= REQUEST =
Format the data below as a JSON list of strings, one string per line, starting with the line that contains "legend-swatch <box>670 413 696 423</box>" and continuing through the line that contains "legend: 1 2 3 4 5 <box>655 359 696 479</box>", with both of those lines included. Omit any blank lines.

= Stored dataset items =
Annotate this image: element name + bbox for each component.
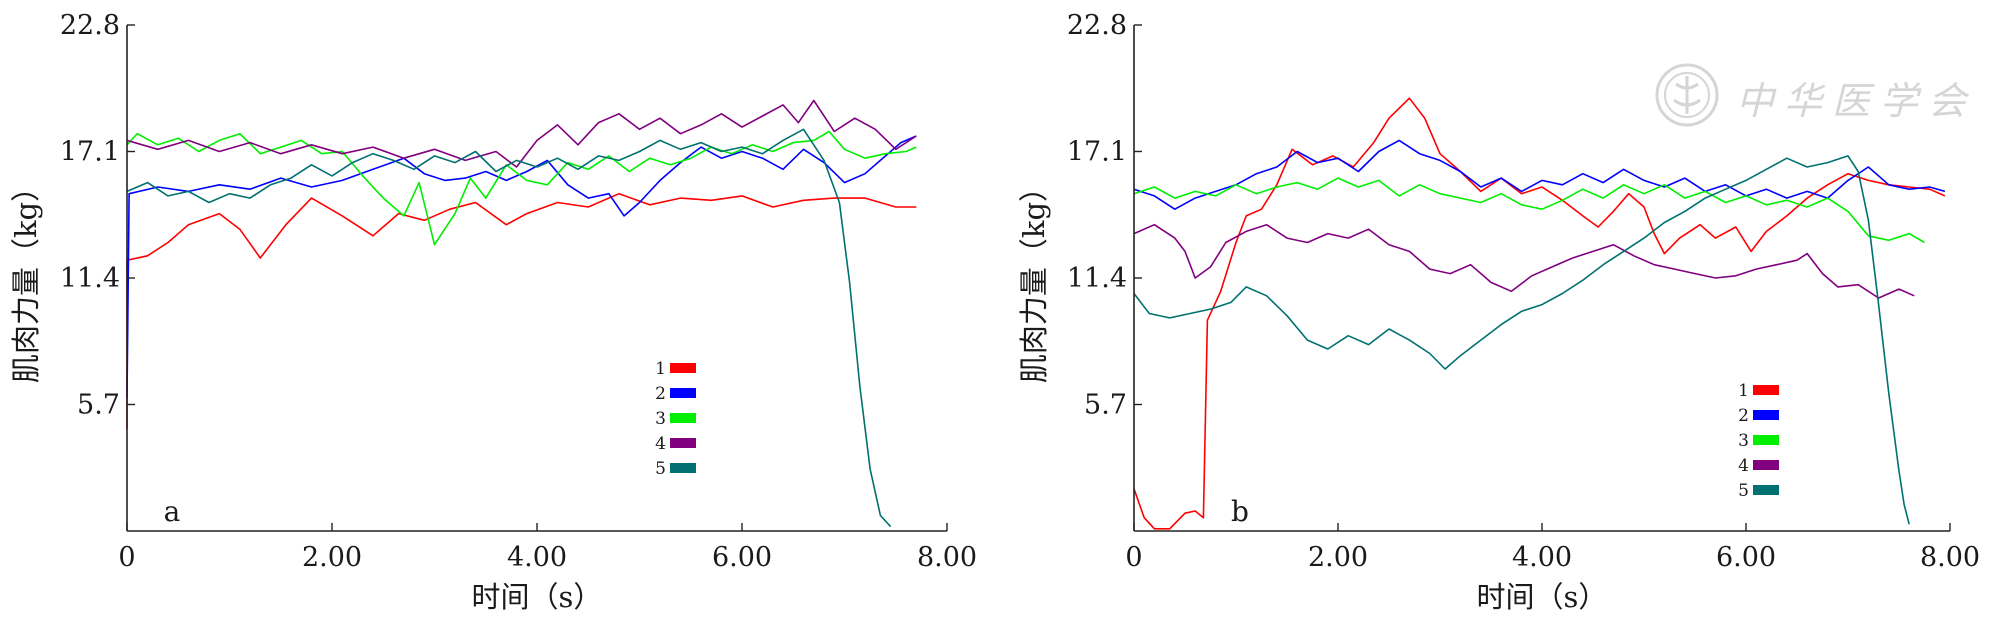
legend-swatch <box>670 413 696 423</box>
legend-swatch <box>670 363 696 373</box>
series-line-3 <box>1133 177 1925 244</box>
x-tick-label: 2.00 <box>1308 542 1368 573</box>
y-tick-label: 5.7 <box>77 390 120 421</box>
series-line-4 <box>126 99 917 168</box>
chart-panel-b: 0 2.00 4.00 6.00 8.00 5.7 11.4 17.1 22.8 时间（s） 肌肉力… <box>1017 10 1980 614</box>
y-axis-label: 肌肉力量（kg） <box>9 173 43 383</box>
chart-panel-a: 0 2.00 4.00 6.00 8.00 5.7 11.4 17.1 22.8 时间（s） 肌肉力… <box>9 10 977 614</box>
x-tick-label: 0 <box>1125 542 1142 573</box>
x-tick-label: 4.00 <box>1512 542 1572 573</box>
legend-label: 5 <box>1738 481 1749 501</box>
series-line-2 <box>1133 139 1946 210</box>
legend-swatch <box>670 463 696 473</box>
legend-label: 2 <box>655 384 666 404</box>
legend-swatch <box>1753 485 1779 495</box>
y-tick-label: 17.1 <box>1067 137 1127 168</box>
y-tick-label: 22.8 <box>1067 10 1127 41</box>
legend: 1 2 3 4 5 <box>655 359 696 479</box>
legend-swatch <box>1753 435 1779 445</box>
y-tick-label: 17.1 <box>60 137 120 168</box>
x-tick-label: 8.00 <box>917 542 977 573</box>
series-line-1 <box>1133 97 1946 530</box>
series-line-5 <box>1133 155 1910 525</box>
series-line-5 <box>126 128 892 528</box>
legend-label: 5 <box>655 459 666 479</box>
legend-label: 4 <box>655 434 666 454</box>
x-tick-label: 6.00 <box>1716 542 1776 573</box>
legend-label: 1 <box>655 359 666 379</box>
series-line-1 <box>126 192 917 429</box>
x-tick-label: 8.00 <box>1920 542 1980 573</box>
x-tick-label: 6.00 <box>712 542 772 573</box>
x-axis-label: 时间（s） <box>472 580 603 614</box>
legend: 1 2 3 4 5 <box>1738 381 1779 501</box>
x-axis-label: 时间（s） <box>1477 580 1608 614</box>
legend-label: 1 <box>1738 381 1749 401</box>
legend-label: 2 <box>1738 406 1749 426</box>
x-tick-label: 4.00 <box>507 542 567 573</box>
legend-swatch <box>1753 460 1779 470</box>
legend-label: 3 <box>1738 431 1749 451</box>
x-tick-label: 2.00 <box>302 542 362 573</box>
series-line-4 <box>1133 223 1915 299</box>
legend-swatch <box>1753 385 1779 395</box>
y-tick-label: 22.8 <box>60 10 120 41</box>
y-tick-label: 5.7 <box>1084 390 1127 421</box>
y-axis-label: 肌肉力量（kg） <box>1017 173 1051 383</box>
legend-swatch <box>670 388 696 398</box>
legend-label: 3 <box>655 409 666 429</box>
legend-label: 4 <box>1738 456 1749 476</box>
y-tick-label: 11.4 <box>1067 263 1127 294</box>
legend-swatch <box>670 438 696 448</box>
y-tick-label: 11.4 <box>60 263 120 294</box>
panel-label: a <box>164 495 181 528</box>
panel-label: b <box>1231 495 1249 528</box>
legend-swatch <box>1753 410 1779 420</box>
series-line-3 <box>126 130 917 246</box>
x-tick-label: 0 <box>118 542 135 573</box>
series-line-2 <box>126 135 917 398</box>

= SOLUTION TO THIS TASK =
[
  "legend-swatch <box>670 413 696 423</box>",
  "legend-swatch <box>670 363 696 373</box>",
  "series-line-3 <box>1133 177 1925 244</box>",
  "x-tick-label: 2.00 <box>1308 542 1368 573</box>",
  "y-tick-label: 5.7 <box>77 390 120 421</box>",
  "series-line-4 <box>126 99 917 168</box>",
  "chart-panel-b: 0 2.00 4.00 6.00 8.00 5.7 11.4 17.1 22.8 时间（s） 肌肉力… <box>1017 10 1980 614</box>",
  "y-axis-label: 肌肉力量（kg） <box>9 173 43 383</box>",
  "chart-panel-a: 0 2.00 4.00 6.00 8.00 5.7 11.4 17.1 22.8 时间（s） 肌肉力… <box>9 10 977 614</box>",
  "x-tick-label: 0 <box>1125 542 1142 573</box>",
  "x-tick-label: 4.00 <box>1512 542 1572 573</box>",
  "legend-label: 5 <box>1738 481 1749 501</box>",
  "series-line-2 <box>1133 139 1946 210</box>",
  "legend-swatch <box>670 463 696 473</box>",
  "legend-label: 2 <box>655 384 666 404</box>",
  "legend-swatch <box>1753 485 1779 495</box>",
  "y-tick-label: 17.1 <box>1067 137 1127 168</box>",
  "y-tick-label: 22.8 <box>1067 10 1127 41</box>",
  "legend: 1 2 3 4 5 <box>655 359 696 479</box>"
]